Articles July 8, 2021

ICMS Does Not Integrate the Tax Base for PIS and Cofins

The STF’s modulation on the exclusion of ICMS from the calculation base of PIS and Cofins: practical effects for companies

The Federal Supreme Court (STF), in June 2021, in adjudicating the appeal of the Motion for Clarification (Embargos de Declaração) of the Federal Union, modulated the effects of the 2017 decision regarding the Tax on the Circulation of Goods and Services (ICMS) not forming part of the calculation base of PIS and Cofins. The modulation, which is provided for in Article 27 of Law No. 9,869/99, means that the STF, by a two-thirds majority of its members, may restrict the effects of the decision to take effect from the date set by the Supreme Court.

On March 15, 2017, the STF had decided that the ICMS must not form part of the calculation base of PIS and Cofins, establishing the general repercussion thesis (Theme 69) in the adjudication of Extraordinary Appeal 574706.
=======
_WHAT YOU NEED TO DO_.
[1] In the article on ICMS and the PIS and Cofins tax base, on what date did the STF decide that ICMS must not form part of the calculation base of PIS and Cofins?
[2] Write out a passage of the article on ICMS and the PIS and Cofins tax base word for word. Start at the words "ICMS Does Not" and end after the words "the Supreme Court.".
[3] List every tax named in the article on ICMS and the PIS and Cofins tax base.

_SUPPLIED DATA_.
=======
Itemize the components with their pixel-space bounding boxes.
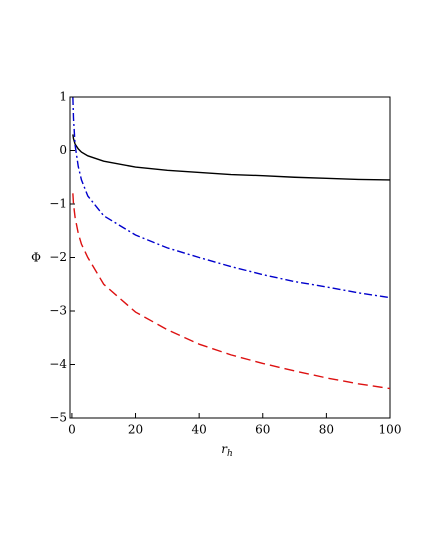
series-line [72, 97, 390, 299]
plot-frame [69, 96, 391, 419]
series-line [72, 193, 390, 390]
x-label-sub: h [227, 449, 233, 459]
series-line [72, 134, 390, 181]
y-tick-label: −3 [49, 304, 67, 318]
y-tick-label: −1 [49, 197, 67, 211]
x-label-main: r [221, 442, 228, 456]
y-tick-label: −4 [49, 357, 67, 371]
x-tick-label: 80 [319, 423, 334, 437]
lines [72, 97, 390, 390]
y-tick-label: 0 [59, 143, 67, 157]
x-tick-label: 60 [255, 423, 270, 437]
y-tick-label: −2 [49, 250, 67, 264]
x-tick-label: 20 [128, 423, 143, 437]
x-tick-label: 100 [379, 423, 402, 437]
x-axis-label: rh [221, 442, 233, 459]
y-tick-label: −5 [49, 411, 67, 425]
y-axis-label: Φ [31, 251, 41, 265]
x-tick-label: 40 [192, 423, 207, 437]
y-tick-label: 1 [59, 90, 67, 104]
x-tick-label: 0 [68, 423, 76, 437]
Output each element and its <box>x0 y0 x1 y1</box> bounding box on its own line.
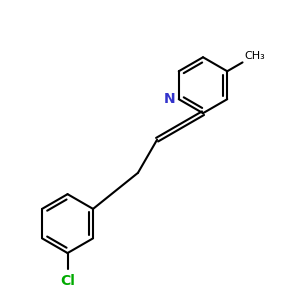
Text: Cl: Cl <box>60 274 75 288</box>
Text: CH₃: CH₃ <box>244 51 265 61</box>
Text: N: N <box>164 92 175 106</box>
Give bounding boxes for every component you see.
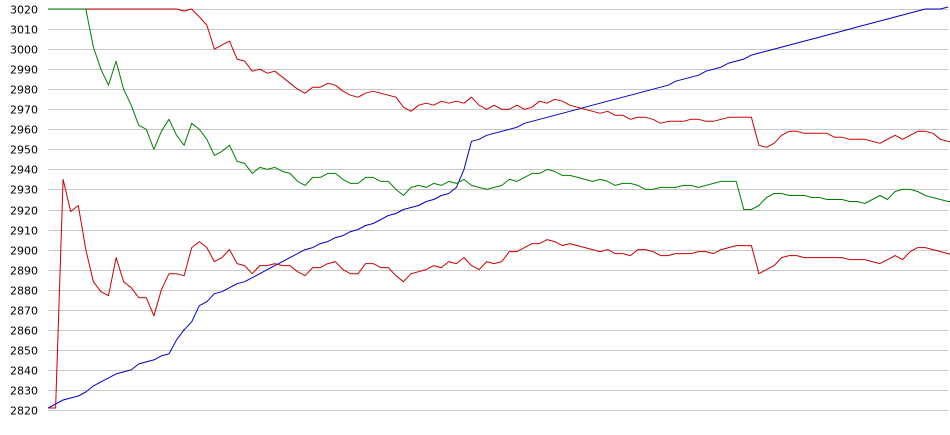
y-tick-label: 3000 (10, 44, 38, 57)
y-tick-label: 2970 (10, 104, 38, 117)
y-axis: 2820 2830 2840 2850 2860 2870 2880 2890 2900 2910… (10, 4, 38, 418)
y-tick-label: 2930 (10, 184, 38, 197)
series-line-1 (47, 6, 949, 409)
series-line-2 (48, 8, 950, 148)
y-tick-label: 2850 (10, 345, 38, 358)
series-lines (47, 6, 950, 409)
series-line-4 (48, 178, 950, 409)
gridlines (48, 9, 948, 411)
y-tick-label: 2900 (10, 245, 38, 258)
y-tick-label: 2880 (10, 285, 38, 298)
y-tick-label: 3020 (10, 4, 38, 17)
y-tick-label: 2910 (10, 225, 38, 238)
y-tick-label: 2870 (10, 305, 38, 318)
y-tick-label: 3010 (10, 24, 38, 37)
y-tick-label: 2840 (10, 365, 38, 378)
y-tick-label: 2860 (10, 325, 38, 338)
y-tick-label: 2820 (10, 405, 38, 418)
y-tick-label: 2940 (10, 164, 38, 177)
series-line-3 (48, 8, 950, 210)
y-tick-label: 2990 (10, 64, 38, 77)
y-tick-label: 2830 (10, 385, 38, 398)
y-tick-label: 2960 (10, 124, 38, 137)
y-tick-label: 2980 (10, 84, 38, 97)
y-tick-label: 2950 (10, 144, 38, 157)
y-tick-label: 2890 (10, 265, 38, 278)
y-tick-label: 2920 (10, 205, 38, 218)
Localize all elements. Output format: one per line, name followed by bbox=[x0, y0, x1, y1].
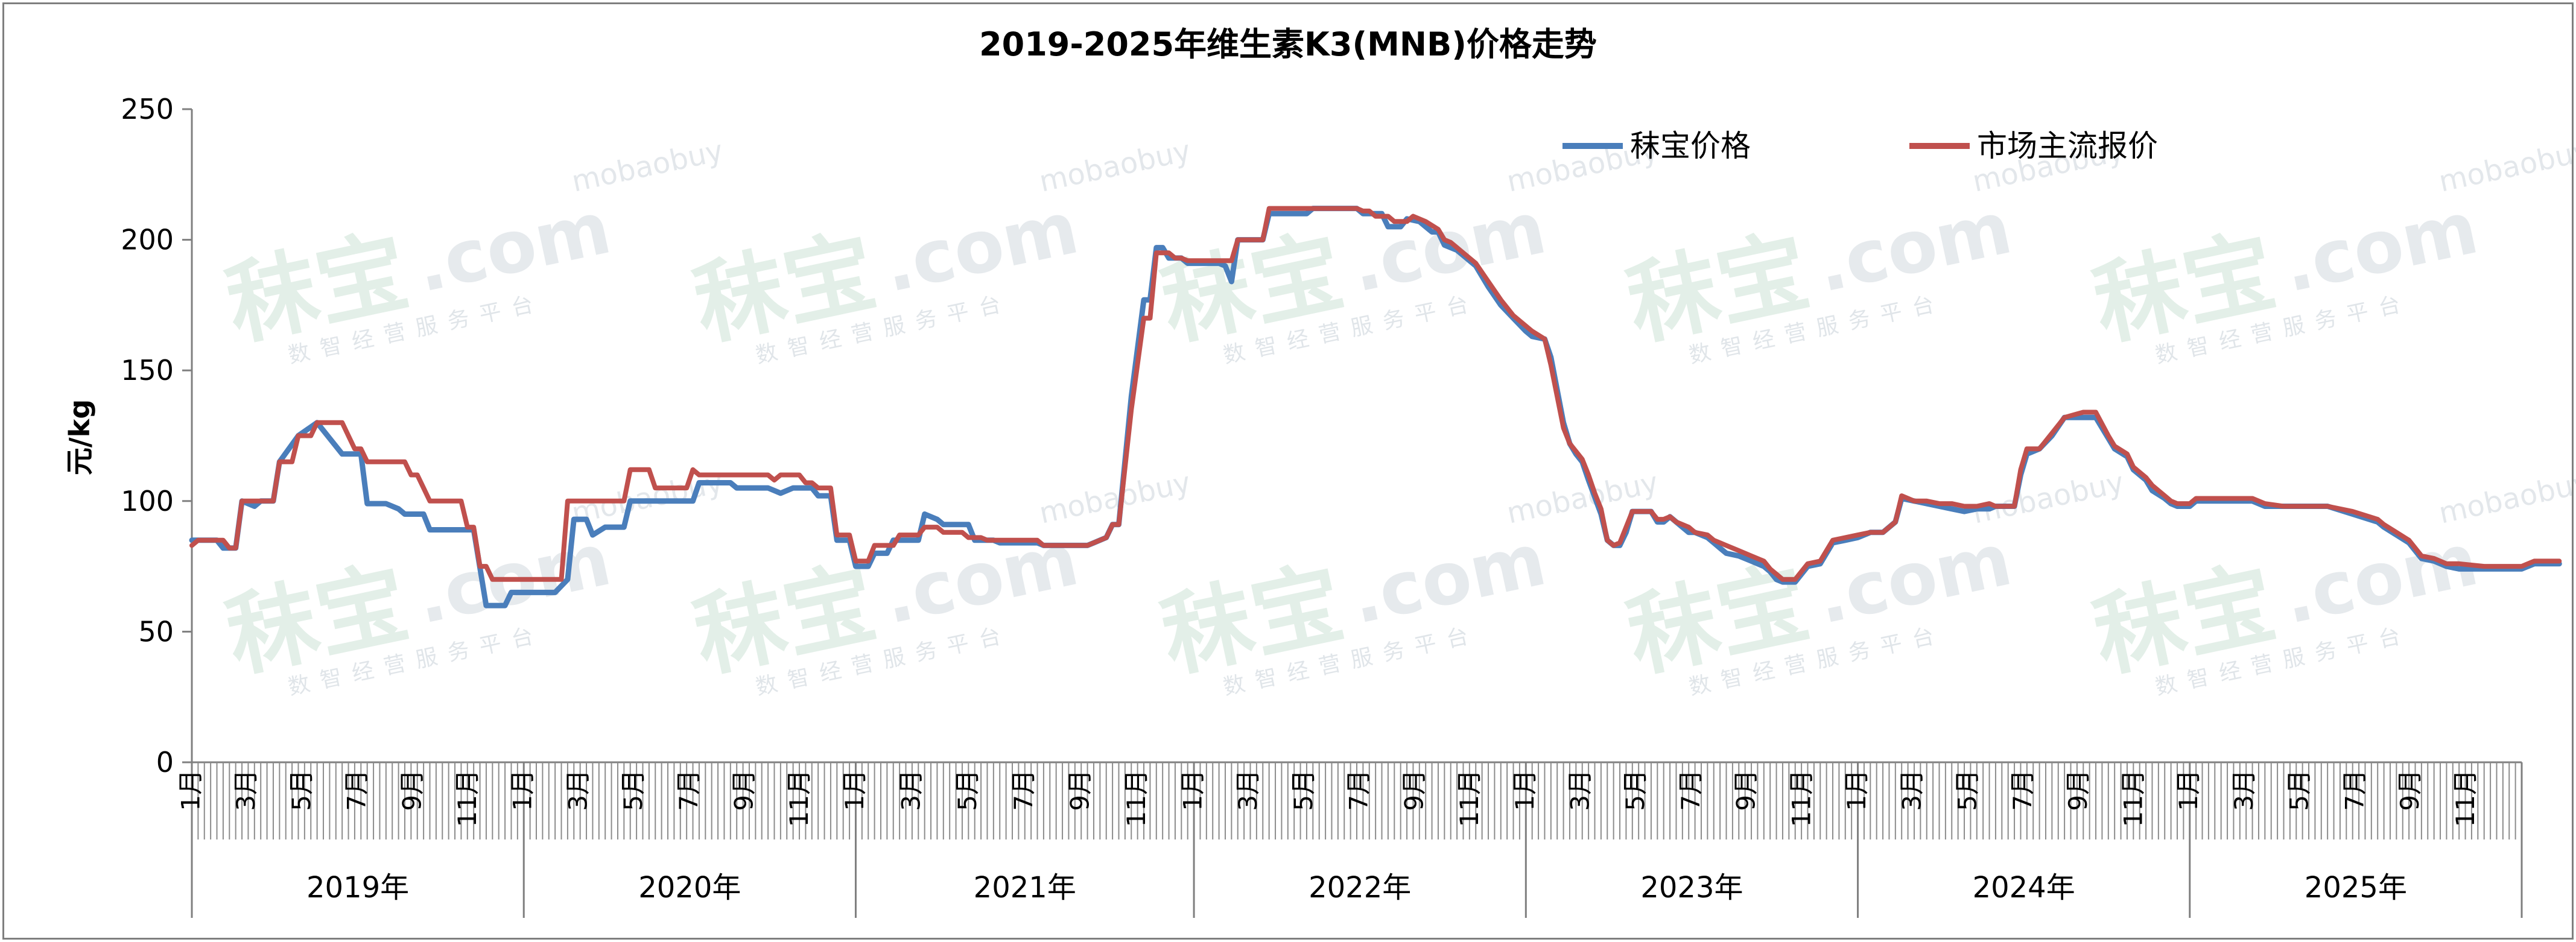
month-label: 3月 bbox=[1565, 770, 1594, 811]
month-label: 7月 bbox=[1009, 770, 1038, 811]
watermark-domain: .com bbox=[1344, 518, 1553, 640]
month-label: 7月 bbox=[1676, 770, 1705, 811]
legend-label-2: 市场主流报价 bbox=[1977, 128, 2158, 163]
y-tick-label: 50 bbox=[138, 615, 174, 648]
watermark-domain: .com bbox=[1810, 186, 2019, 309]
legend-label-1: 秣宝价格 bbox=[1630, 128, 1751, 163]
month-label: 1月 bbox=[1178, 770, 1208, 811]
watermark-small: mobaobuy bbox=[2436, 134, 2576, 199]
month-label: 5月 bbox=[287, 770, 316, 811]
y-tick-label: 250 bbox=[121, 93, 174, 125]
year-label: 2023年 bbox=[1640, 871, 1743, 905]
month-label: 5月 bbox=[1289, 770, 1318, 811]
month-label: 3月 bbox=[563, 770, 592, 811]
year-label: 2019年 bbox=[306, 871, 409, 905]
month-label: 11月 bbox=[1121, 770, 1151, 827]
y-tick-label: 0 bbox=[156, 746, 174, 779]
month-label: 3月 bbox=[1233, 770, 1263, 811]
month-label: 1月 bbox=[840, 770, 869, 811]
series-line-2 bbox=[189, 206, 2562, 582]
watermark-small: mobaobuy bbox=[1970, 466, 2127, 531]
month-label: 1月 bbox=[2174, 770, 2203, 811]
month-label: 7月 bbox=[1344, 770, 1374, 811]
month-label: 11月 bbox=[2119, 770, 2148, 827]
year-label: 2024年 bbox=[1973, 871, 2075, 905]
month-label: 7月 bbox=[2008, 770, 2037, 811]
year-label: 2025年 bbox=[2305, 871, 2407, 905]
year-label: 2022年 bbox=[1309, 871, 1411, 905]
month-label: 1月 bbox=[176, 770, 205, 811]
month-label: 9月 bbox=[1399, 770, 1429, 811]
month-label: 5月 bbox=[953, 770, 982, 811]
watermark-small: mobaobuy bbox=[1036, 134, 1194, 199]
month-label: 11月 bbox=[784, 770, 814, 827]
month-label: 1月 bbox=[1842, 770, 1871, 811]
watermark-small: mobaobuy bbox=[569, 134, 726, 199]
legend: 秣宝价格 市场主流报价 bbox=[1562, 128, 2158, 163]
y-tick-label: 200 bbox=[121, 224, 174, 256]
y-tick-label: 100 bbox=[121, 485, 174, 517]
month-label: 7月 bbox=[342, 770, 372, 811]
watermark-domain: .com bbox=[2276, 518, 2485, 640]
year-label: 2021年 bbox=[974, 871, 1076, 905]
month-label: 11月 bbox=[2451, 770, 2480, 827]
month-label: 9月 bbox=[397, 770, 427, 811]
chart-title: 2019-2025年维生素K3(MNB)价格走势 bbox=[979, 25, 1597, 63]
month-label: 5月 bbox=[1620, 770, 1650, 811]
watermark-small: mobaobuy bbox=[2436, 466, 2576, 531]
month-label: 9月 bbox=[2395, 770, 2425, 811]
month-label: 1月 bbox=[508, 770, 538, 811]
series-lines bbox=[189, 206, 2562, 609]
month-label: 9月 bbox=[1065, 770, 1095, 811]
watermark-small: mobaobuy bbox=[1504, 466, 1661, 531]
month-label: 11月 bbox=[1455, 770, 1484, 827]
month-label: 3月 bbox=[1897, 770, 1927, 811]
month-label: 11月 bbox=[452, 770, 482, 827]
year-label: 2020年 bbox=[638, 871, 741, 905]
month-label: 1月 bbox=[1510, 770, 1540, 811]
month-label: 9月 bbox=[2063, 770, 2093, 811]
month-label: 11月 bbox=[1786, 770, 1816, 827]
month-label: 7月 bbox=[674, 770, 703, 811]
axes: 0 50 100 150 200 250 2019年 1月 3月 5月 7月 9月 11月 2020年 1月… bbox=[121, 93, 2523, 918]
watermark-domain: .com bbox=[409, 186, 618, 309]
month-label: 9月 bbox=[1731, 770, 1761, 811]
month-label: 3月 bbox=[231, 770, 261, 811]
watermark-small: mobaobuy bbox=[1036, 466, 1194, 531]
watermark-domain: .com bbox=[2276, 186, 2485, 309]
month-label: 9月 bbox=[729, 770, 759, 811]
month-label: 3月 bbox=[896, 770, 925, 811]
month-label: 5月 bbox=[618, 770, 648, 811]
y-tick-label: 150 bbox=[121, 354, 174, 387]
watermark-domain: .com bbox=[877, 186, 1085, 309]
month-label: 5月 bbox=[1952, 770, 1982, 811]
month-label: 7月 bbox=[2340, 770, 2369, 811]
y-axis-label: 元/kg bbox=[63, 399, 96, 475]
month-label: 5月 bbox=[2285, 770, 2314, 811]
month-label: 3月 bbox=[2229, 770, 2259, 811]
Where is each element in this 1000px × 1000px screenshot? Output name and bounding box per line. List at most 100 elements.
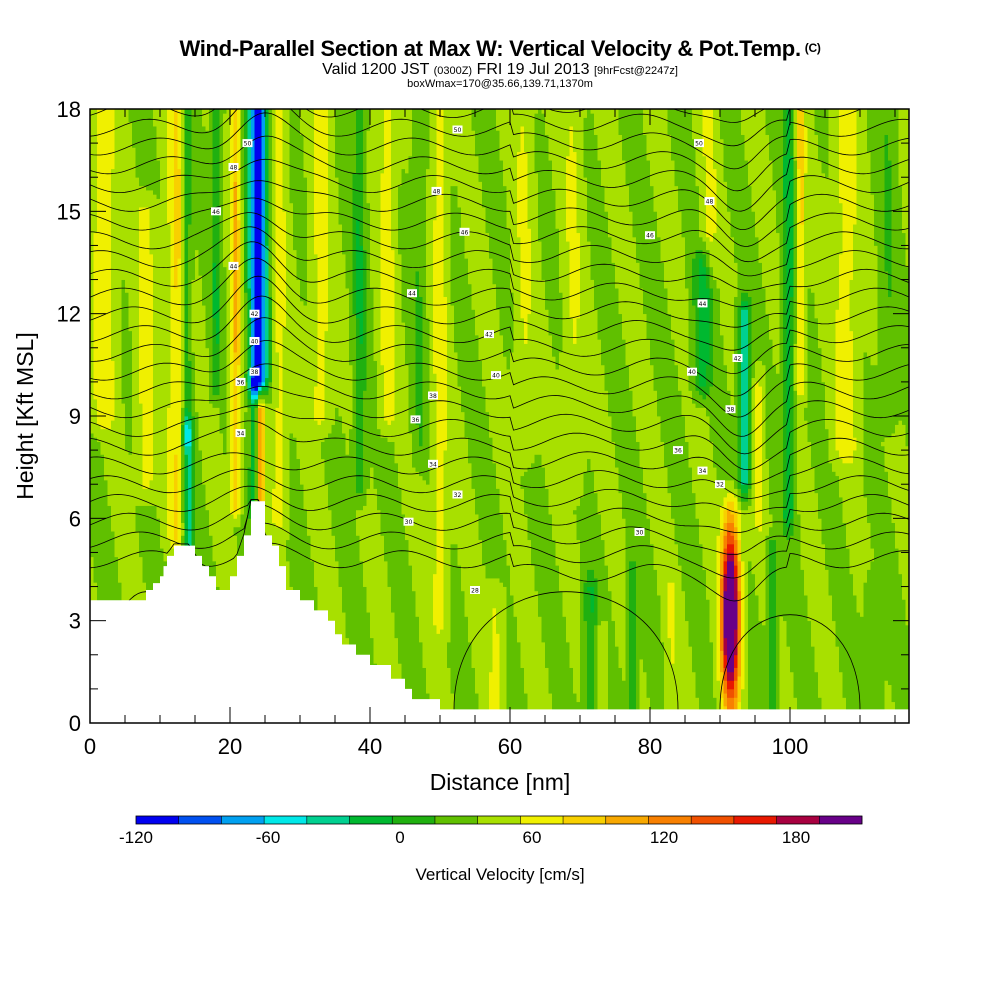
=======
_ANSWERS TO THE TASKS_.
[1] March 15, 2017.

[2]
ICMS Does Not Integrate the Tax Base for PIS and Cofins

The STF’s modulation on the exclusion of ICMS from the calculation base of PIS and Cofins: practical effects for companies

The Federal Supreme Court (STF), in June 2021, in adjudicating the appeal of the Motion for Clarification (Embargos de Declaração) of the Federal Union, modulated the effects of the 2017 decision regarding the Tax on the Circulation of Goods and Services (ICMS) not forming part of the calculation base of PIS and Cofins. The modulation, which is provided for in Article 27 of Law No. 9,869/99, means that the STF, by a two-thirds majority of its members, may restrict the effects of the decision to take effect from the date set by the Supreme Court.

[3] ICMS (Tax on the Circulation of Goods and Services), PIS, Cofins